[Saved entries]
begin
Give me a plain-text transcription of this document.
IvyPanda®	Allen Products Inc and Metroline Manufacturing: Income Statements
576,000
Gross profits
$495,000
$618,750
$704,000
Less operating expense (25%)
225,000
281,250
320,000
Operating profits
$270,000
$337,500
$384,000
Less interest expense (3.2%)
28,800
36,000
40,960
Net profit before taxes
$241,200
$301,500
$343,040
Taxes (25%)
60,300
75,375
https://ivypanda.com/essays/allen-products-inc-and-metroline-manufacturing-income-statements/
end
**Aim of the task:** Count every line in the entries above where the word "expense" appears; respond with the number alone.

**Exercise response:** 2